## Begin Input records
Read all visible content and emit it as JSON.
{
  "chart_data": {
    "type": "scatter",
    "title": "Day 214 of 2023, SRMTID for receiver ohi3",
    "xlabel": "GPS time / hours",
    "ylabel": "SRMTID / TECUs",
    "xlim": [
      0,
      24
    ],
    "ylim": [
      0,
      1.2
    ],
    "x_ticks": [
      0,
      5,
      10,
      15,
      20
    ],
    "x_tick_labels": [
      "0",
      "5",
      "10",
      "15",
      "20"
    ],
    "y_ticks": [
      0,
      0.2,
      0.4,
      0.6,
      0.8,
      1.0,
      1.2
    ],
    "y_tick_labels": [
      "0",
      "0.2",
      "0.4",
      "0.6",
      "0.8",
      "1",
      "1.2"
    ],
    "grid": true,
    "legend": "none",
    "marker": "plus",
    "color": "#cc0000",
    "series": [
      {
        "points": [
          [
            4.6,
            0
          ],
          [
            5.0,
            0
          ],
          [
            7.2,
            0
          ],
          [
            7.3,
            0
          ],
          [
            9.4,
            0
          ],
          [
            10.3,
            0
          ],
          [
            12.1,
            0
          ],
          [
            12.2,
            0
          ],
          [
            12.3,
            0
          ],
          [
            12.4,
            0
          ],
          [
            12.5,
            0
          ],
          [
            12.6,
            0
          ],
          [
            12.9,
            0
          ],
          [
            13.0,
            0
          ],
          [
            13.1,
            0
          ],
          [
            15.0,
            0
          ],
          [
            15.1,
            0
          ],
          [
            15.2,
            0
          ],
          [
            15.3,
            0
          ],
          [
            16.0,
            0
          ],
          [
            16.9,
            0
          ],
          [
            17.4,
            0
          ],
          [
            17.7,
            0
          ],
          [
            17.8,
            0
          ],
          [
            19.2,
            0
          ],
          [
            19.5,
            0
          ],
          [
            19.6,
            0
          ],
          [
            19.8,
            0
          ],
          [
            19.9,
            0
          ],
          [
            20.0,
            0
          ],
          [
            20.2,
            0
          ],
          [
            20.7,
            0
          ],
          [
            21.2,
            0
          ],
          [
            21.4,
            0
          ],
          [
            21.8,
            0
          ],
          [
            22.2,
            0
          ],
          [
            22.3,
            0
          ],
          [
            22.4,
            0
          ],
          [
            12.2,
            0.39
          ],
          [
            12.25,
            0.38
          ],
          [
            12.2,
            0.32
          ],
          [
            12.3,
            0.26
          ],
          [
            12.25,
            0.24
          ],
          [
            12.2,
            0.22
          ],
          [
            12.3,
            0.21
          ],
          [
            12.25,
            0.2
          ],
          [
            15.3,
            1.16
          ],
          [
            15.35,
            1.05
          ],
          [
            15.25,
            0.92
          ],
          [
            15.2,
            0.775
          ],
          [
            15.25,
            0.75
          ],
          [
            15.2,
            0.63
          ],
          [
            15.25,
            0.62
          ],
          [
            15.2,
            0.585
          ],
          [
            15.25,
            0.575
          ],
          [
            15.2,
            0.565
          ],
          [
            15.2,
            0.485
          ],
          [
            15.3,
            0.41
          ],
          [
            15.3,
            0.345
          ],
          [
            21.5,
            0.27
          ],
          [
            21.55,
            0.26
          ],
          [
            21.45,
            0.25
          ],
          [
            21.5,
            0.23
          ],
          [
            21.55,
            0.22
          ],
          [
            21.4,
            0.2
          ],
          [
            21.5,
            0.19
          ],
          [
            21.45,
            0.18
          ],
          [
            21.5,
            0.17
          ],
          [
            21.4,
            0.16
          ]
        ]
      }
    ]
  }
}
## End Input records
Given problem:
Count every line of the records that holds the string "SRMTID". Write only the total.

Complete answer:
2